All the records that follow need to be reproduced exactly. Omit the images.

++++++

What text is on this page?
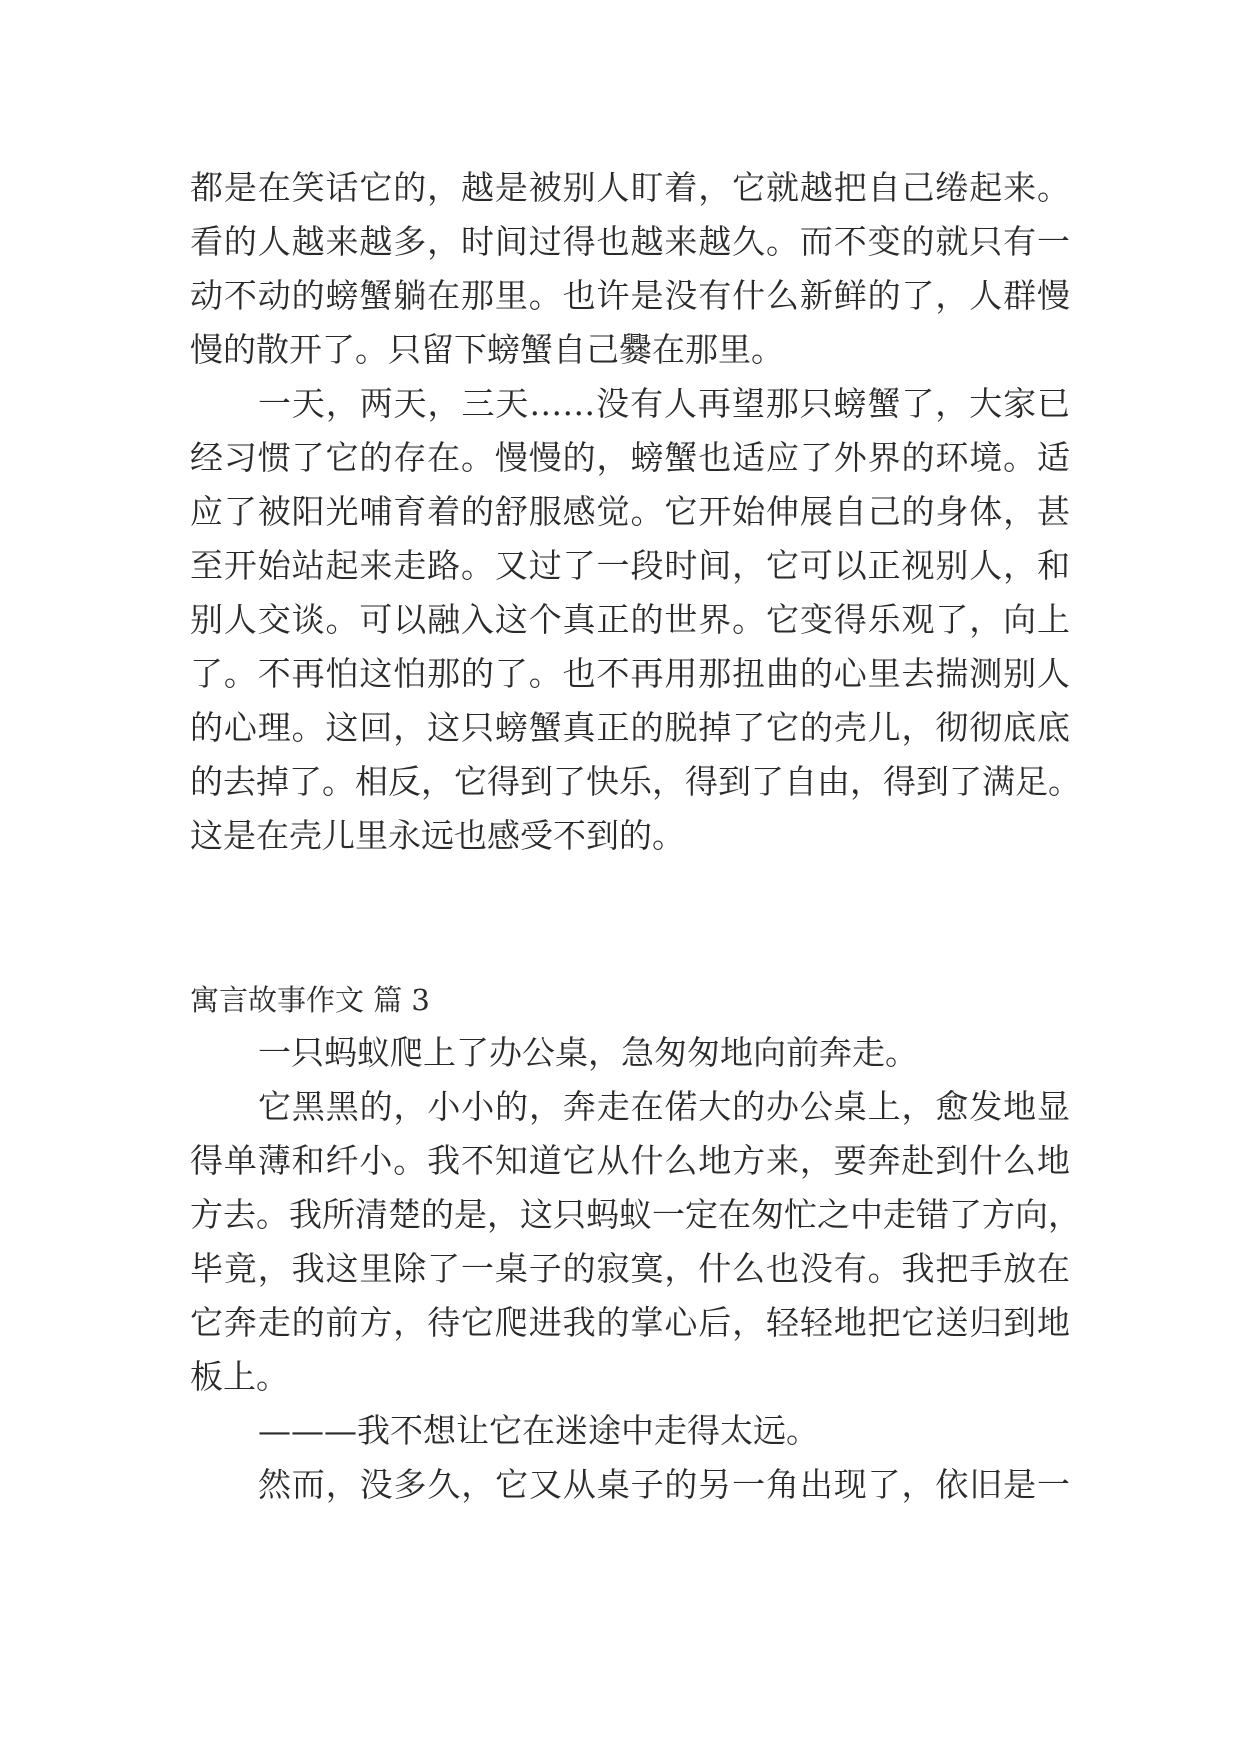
都是在笑话它的，越是被别人盯着，它就越把自己绻起来。

看的人越来越多，时间过得也越来越久。而不变的就只有一

动不动的螃蟹躺在那里。也许是没有什么新鲜的了，人群慢

慢的散开了。只留下螃蟹自己爨在那里。

一天，两天，三天……没有人再望那只螃蟹了，大家已

经习惯了它的存在。慢慢的，螃蟹也适应了外界的环境。适

应了被阳光哺育着的舒服感觉。它开始伸展自己的身体，甚

至开始站起来走路。又过了一段时间，它可以正视别人，和

别人交谈。可以融入这个真正的世界。它变得乐观了，向上

了。不再怕这怕那的了。也不再用那扭曲的心里去揣测别人

的心理。这回，这只螃蟹真正的脱掉了它的壳儿，彻彻底底

的去掉了。相反，它得到了快乐，得到了自由，得到了满足。

这是在壳儿里永远也感受不到的。

寓言故事作文 篇 3

一只蚂蚁爬上了办公桌，急匆匆地向前奔走。

它黑黑的，小小的，奔走在偌大的办公桌上，愈发地显

得单薄和纤小。我不知道它从什么地方来，要奔赴到什么地

方去。我所清楚的是，这只蚂蚁一定在匆忙之中走错了方向，

毕竟，我这里除了一桌子的寂寞，什么也没有。我把手放在

它奔走的前方，待它爬进我的掌心后，轻轻地把它送归到地

板上。

———我不想让它在迷途中走得太远。

然而，没多久，它又从桌子的另一角出现了，依旧是一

++++++

*Full solution*
What text is on this page?
都是在笑话它的，越是被别人盯着，它就越把自己绻起来。

看的人越来越多，时间过得也越来越久。而不变的就只有一

动不动的螃蟹躺在那里。也许是没有什么新鲜的了，人群慢

慢的散开了。只留下螃蟹自己爨在那里。

一天，两天，三天……没有人再望那只螃蟹了，大家已

经习惯了它的存在。慢慢的，螃蟹也适应了外界的环境。适

应了被阳光哺育着的舒服感觉。它开始伸展自己的身体，甚

至开始站起来走路。又过了一段时间，它可以正视别人，和

别人交谈。可以融入这个真正的世界。它变得乐观了，向上

了。不再怕这怕那的了。也不再用那扭曲的心里去揣测别人

的心理。这回，这只螃蟹真正的脱掉了它的壳儿，彻彻底底

的去掉了。相反，它得到了快乐，得到了自由，得到了满足。

这是在壳儿里永远也感受不到的。

寓言故事作文 篇 3

一只蚂蚁爬上了办公桌，急匆匆地向前奔走。

它黑黑的，小小的，奔走在偌大的办公桌上，愈发地显

得单薄和纤小。我不知道它从什么地方来，要奔赴到什么地

方去。我所清楚的是，这只蚂蚁一定在匆忙之中走错了方向，

毕竟，我这里除了一桌子的寂寞，什么也没有。我把手放在

它奔走的前方，待它爬进我的掌心后，轻轻地把它送归到地

板上。

———我不想让它在迷途中走得太远。

然而，没多久，它又从桌子的另一角出现了，依旧是一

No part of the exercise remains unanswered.